**What is asked**: Count the lines in the items below that contain the string "carousel", matching case exactly, and reply with only that number.

-- Start of Provided data --

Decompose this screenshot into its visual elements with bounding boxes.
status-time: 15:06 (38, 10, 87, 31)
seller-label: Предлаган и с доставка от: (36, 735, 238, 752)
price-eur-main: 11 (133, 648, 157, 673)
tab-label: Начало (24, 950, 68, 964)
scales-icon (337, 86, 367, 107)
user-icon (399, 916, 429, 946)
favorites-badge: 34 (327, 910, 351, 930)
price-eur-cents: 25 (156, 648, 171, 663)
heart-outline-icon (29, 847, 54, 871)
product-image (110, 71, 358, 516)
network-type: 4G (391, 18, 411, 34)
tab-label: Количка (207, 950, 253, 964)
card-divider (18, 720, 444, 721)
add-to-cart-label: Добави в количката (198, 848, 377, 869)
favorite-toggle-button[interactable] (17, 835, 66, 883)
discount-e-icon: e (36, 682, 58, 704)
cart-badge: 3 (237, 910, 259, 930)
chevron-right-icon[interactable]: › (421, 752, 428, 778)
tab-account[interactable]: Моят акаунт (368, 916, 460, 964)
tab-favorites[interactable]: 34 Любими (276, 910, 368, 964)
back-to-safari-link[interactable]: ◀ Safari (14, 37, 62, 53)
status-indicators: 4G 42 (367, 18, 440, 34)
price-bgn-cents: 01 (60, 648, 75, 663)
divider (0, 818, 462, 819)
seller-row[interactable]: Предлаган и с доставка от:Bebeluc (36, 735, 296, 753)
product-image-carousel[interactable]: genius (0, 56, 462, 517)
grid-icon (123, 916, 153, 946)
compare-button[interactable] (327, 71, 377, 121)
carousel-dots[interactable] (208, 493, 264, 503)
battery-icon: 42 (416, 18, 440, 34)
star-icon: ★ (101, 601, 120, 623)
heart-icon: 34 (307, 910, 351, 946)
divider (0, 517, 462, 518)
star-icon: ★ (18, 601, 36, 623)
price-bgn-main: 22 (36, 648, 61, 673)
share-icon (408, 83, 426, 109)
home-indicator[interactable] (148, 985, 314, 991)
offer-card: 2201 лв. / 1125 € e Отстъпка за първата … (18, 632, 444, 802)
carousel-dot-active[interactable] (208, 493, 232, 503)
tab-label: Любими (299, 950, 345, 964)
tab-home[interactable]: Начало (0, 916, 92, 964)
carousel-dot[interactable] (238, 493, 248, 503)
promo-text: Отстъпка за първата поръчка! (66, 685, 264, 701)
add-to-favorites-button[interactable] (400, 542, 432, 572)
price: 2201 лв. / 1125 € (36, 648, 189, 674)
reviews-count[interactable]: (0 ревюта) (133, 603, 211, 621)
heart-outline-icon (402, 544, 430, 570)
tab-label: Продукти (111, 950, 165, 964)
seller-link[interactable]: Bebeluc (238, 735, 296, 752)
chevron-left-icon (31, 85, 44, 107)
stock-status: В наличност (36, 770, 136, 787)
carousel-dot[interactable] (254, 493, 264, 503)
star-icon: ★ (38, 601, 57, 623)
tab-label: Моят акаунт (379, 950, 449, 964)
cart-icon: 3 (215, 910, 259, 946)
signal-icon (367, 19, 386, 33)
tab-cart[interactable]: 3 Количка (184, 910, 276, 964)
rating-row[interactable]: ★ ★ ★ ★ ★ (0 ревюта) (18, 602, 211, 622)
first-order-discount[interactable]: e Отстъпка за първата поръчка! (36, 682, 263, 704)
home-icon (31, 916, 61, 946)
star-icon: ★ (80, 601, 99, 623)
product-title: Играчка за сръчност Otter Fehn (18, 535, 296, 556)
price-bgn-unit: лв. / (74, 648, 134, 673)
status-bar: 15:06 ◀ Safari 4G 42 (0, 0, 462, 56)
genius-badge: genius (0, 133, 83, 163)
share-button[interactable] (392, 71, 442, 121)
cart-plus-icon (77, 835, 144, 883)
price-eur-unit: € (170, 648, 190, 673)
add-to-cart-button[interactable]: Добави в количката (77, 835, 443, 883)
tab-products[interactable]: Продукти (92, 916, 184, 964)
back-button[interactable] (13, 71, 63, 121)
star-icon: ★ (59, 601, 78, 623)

-- End of Provided data --

**Answer below**: 5